***** Recorded information
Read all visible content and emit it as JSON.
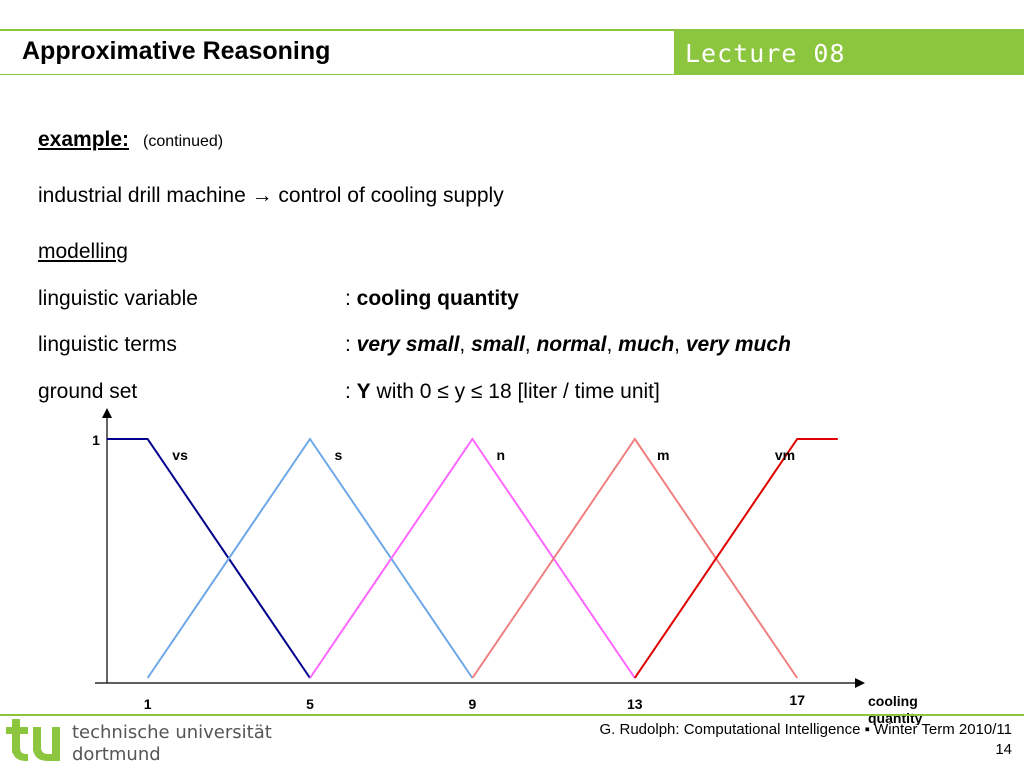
{
  "header": {
    "title": "Approximative Reasoning",
    "lecture": "Lecture 08",
    "accent_color": "#8cc63f"
  },
  "content": {
    "example_label": "example:",
    "example_note": "(continued)",
    "intro": "industrial drill machine → control of cooling supply",
    "modelling_label": "modelling",
    "rows": [
      {
        "label": "linguistic variable",
        "sep": ": ",
        "value": "cooling quantity"
      },
      {
        "label": "linguistic terms",
        "sep": ": ",
        "terms": [
          "very small",
          "small",
          "normal",
          "much",
          "very much"
        ],
        "term_sep": ", "
      },
      {
        "label": "ground set",
        "sep": ": ",
        "set_symbol": "Y",
        "set_rest": " with 0 ≤ y ≤ 18 [liter / time unit]"
      }
    ]
  },
  "chart_data": {
    "type": "line",
    "xlabel": "cooling quantity",
    "xlim": [
      0,
      18
    ],
    "ylim": [
      0,
      1
    ],
    "x_ticks": [
      1,
      5,
      9,
      13,
      17
    ],
    "y_ticks": [
      1
    ],
    "series": [
      {
        "name": "vs",
        "color": "#00008b",
        "points": [
          [
            0,
            1
          ],
          [
            1,
            1
          ],
          [
            5,
            0
          ]
        ]
      },
      {
        "name": "s",
        "color": "#6fa8e8",
        "points": [
          [
            1,
            0
          ],
          [
            5,
            1
          ],
          [
            9,
            0
          ]
        ]
      },
      {
        "name": "n",
        "color": "#ff66ff",
        "points": [
          [
            5,
            0
          ],
          [
            9,
            1
          ],
          [
            13,
            0
          ]
        ]
      },
      {
        "name": "m",
        "color": "#f08080",
        "points": [
          [
            9,
            0
          ],
          [
            13,
            1
          ],
          [
            17,
            0
          ]
        ]
      },
      {
        "name": "vm",
        "color": "#e00000",
        "points": [
          [
            13,
            0
          ],
          [
            17,
            1
          ],
          [
            18,
            1
          ]
        ]
      }
    ],
    "labels": [
      {
        "text": "vs",
        "x": 1.8
      },
      {
        "text": "s",
        "x": 5.7
      },
      {
        "text": "n",
        "x": 9.7
      },
      {
        "text": "m",
        "x": 13.7
      },
      {
        "text": "vm",
        "x": 16.7
      }
    ]
  },
  "logo": {
    "name": "tu-logo-icon",
    "line1": "technische universität",
    "line2": "dortmund"
  },
  "footer": {
    "credit": "G. Rudolph: Computational Intelligence ▪ Winter Term 2010/11",
    "page": "14"
  }
}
**********
Reproduce all of the material exactly, apart from the pictures.

Read all visible content and emit it as JSON.
{
  "header": {
    "title": "Approximative Reasoning",
    "lecture": "Lecture 08",
    "accent_color": "#8cc63f"
  },
  "content": {
    "example_label": "example:",
    "example_note": "(continued)",
    "intro": "industrial drill machine → control of cooling supply",
    "modelling_label": "modelling",
    "rows": [
      {
        "label": "linguistic variable",
        "sep": ": ",
        "value": "cooling quantity"
      },
      {
        "label": "linguistic terms",
        "sep": ": ",
        "terms": [
          "very small",
          "small",
          "normal",
          "much",
          "very much"
        ],
        "term_sep": ", "
      },
      {
        "label": "ground set",
        "sep": ": ",
        "set_symbol": "Y",
        "set_rest": " with 0 ≤ y ≤ 18 [liter / time unit]"
      }
    ]
  },
  "chart_data": {
    "type": "line",
    "xlabel": "cooling quantity",
    "xlim": [
      0,
      18
    ],
    "ylim": [
      0,
      1
    ],
    "x_ticks": [
      1,
      5,
      9,
      13,
      17
    ],
    "y_ticks": [
      1
    ],
    "series": [
      {
        "name": "vs",
        "color": "#00008b",
        "points": [
          [
            0,
            1
          ],
          [
            1,
            1
          ],
          [
            5,
            0
          ]
        ]
      },
      {
        "name": "s",
        "color": "#6fa8e8",
        "points": [
          [
            1,
            0
          ],
          [
            5,
            1
          ],
          [
            9,
            0
          ]
        ]
      },
      {
        "name": "n",
        "color": "#ff66ff",
        "points": [
          [
            5,
            0
          ],
          [
            9,
            1
          ],
          [
            13,
            0
          ]
        ]
      },
      {
        "name": "m",
        "color": "#f08080",
        "points": [
          [
            9,
            0
          ],
          [
            13,
            1
          ],
          [
            17,
            0
          ]
        ]
      },
      {
        "name": "vm",
        "color": "#e00000",
        "points": [
          [
            13,
            0
          ],
          [
            17,
            1
          ],
          [
            18,
            1
          ]
        ]
      }
    ],
    "labels": [
      {
        "text": "vs",
        "x": 1.8
      },
      {
        "text": "s",
        "x": 5.7
      },
      {
        "text": "n",
        "x": 9.7
      },
      {
        "text": "m",
        "x": 13.7
      },
      {
        "text": "vm",
        "x": 16.7
      }
    ]
  },
  "logo": {
    "name": "tu-logo-icon",
    "line1": "technische universität",
    "line2": "dortmund"
  },
  "footer": {
    "credit": "G. Rudolph: Computational Intelligence ▪ Winter Term 2010/11",
    "page": "14"
  }
}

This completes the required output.